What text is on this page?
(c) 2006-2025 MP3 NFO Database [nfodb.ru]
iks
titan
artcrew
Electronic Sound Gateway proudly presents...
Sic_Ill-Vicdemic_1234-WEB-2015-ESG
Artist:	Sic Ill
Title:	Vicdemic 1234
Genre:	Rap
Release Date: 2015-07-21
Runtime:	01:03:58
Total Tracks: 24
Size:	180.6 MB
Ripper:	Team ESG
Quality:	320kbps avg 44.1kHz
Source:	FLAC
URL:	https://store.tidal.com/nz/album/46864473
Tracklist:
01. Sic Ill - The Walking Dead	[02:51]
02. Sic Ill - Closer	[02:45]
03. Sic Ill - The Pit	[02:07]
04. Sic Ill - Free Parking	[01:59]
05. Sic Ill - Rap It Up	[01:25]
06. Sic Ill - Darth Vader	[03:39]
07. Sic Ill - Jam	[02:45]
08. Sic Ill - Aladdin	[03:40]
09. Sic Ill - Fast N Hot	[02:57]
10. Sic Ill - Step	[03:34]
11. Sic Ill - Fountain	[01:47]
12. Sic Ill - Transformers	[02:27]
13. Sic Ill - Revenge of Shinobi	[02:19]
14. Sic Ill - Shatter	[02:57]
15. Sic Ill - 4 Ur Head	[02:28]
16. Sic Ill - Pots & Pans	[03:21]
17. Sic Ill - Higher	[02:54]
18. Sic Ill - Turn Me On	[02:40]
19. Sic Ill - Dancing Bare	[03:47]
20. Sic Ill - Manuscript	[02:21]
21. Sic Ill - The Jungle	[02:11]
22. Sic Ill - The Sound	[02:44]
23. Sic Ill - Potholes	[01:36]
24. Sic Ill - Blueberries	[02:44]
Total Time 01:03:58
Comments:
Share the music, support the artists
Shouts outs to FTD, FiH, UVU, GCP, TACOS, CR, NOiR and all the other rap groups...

________________

Exercise aim: Extract all the entries word for word.

Exercise output:
What text is on this page?
(c) 2006-2025 MP3 NFO Database [nfodb.ru]
iks
titan
artcrew
Electronic Sound Gateway proudly presents...
Sic_Ill-Vicdemic_1234-WEB-2015-ESG
Artist:	Sic Ill
Title:	Vicdemic 1234
Genre:	Rap
Release Date: 2015-07-21
Runtime:	01:03:58
Total Tracks: 24
Size:	180.6 MB
Ripper:	Team ESG
Quality:	320kbps avg 44.1kHz
Source:	FLAC
URL:	https://store.tidal.com/nz/album/46864473
Tracklist:
01. Sic Ill - The Walking Dead	[02:51]
02. Sic Ill - Closer	[02:45]
03. Sic Ill - The Pit	[02:07]
04. Sic Ill - Free Parking	[01:59]
05. Sic Ill - Rap It Up	[01:25]
06. Sic Ill - Darth Vader	[03:39]
07. Sic Ill - Jam	[02:45]
08. Sic Ill - Aladdin	[03:40]
09. Sic Ill - Fast N Hot	[02:57]
10. Sic Ill - Step	[03:34]
11. Sic Ill - Fountain	[01:47]
12. Sic Ill - Transformers	[02:27]
13. Sic Ill - Revenge of Shinobi	[02:19]
14. Sic Ill - Shatter	[02:57]
15. Sic Ill - 4 Ur Head	[02:28]
16. Sic Ill - Pots & Pans	[03:21]
17. Sic Ill - Higher	[02:54]
18. Sic Ill - Turn Me On	[02:40]
19. Sic Ill - Dancing Bare	[03:47]
20. Sic Ill - Manuscript	[02:21]
21. Sic Ill - The Jungle	[02:11]
22. Sic Ill - The Sound	[02:44]
23. Sic Ill - Potholes	[01:36]
24. Sic Ill - Blueberries	[02:44]
Total Time 01:03:58
Comments:
Share the music, support the artists
Shouts outs to FTD, FiH, UVU, GCP, TACOS, CR, NOiR and all the other rap groups...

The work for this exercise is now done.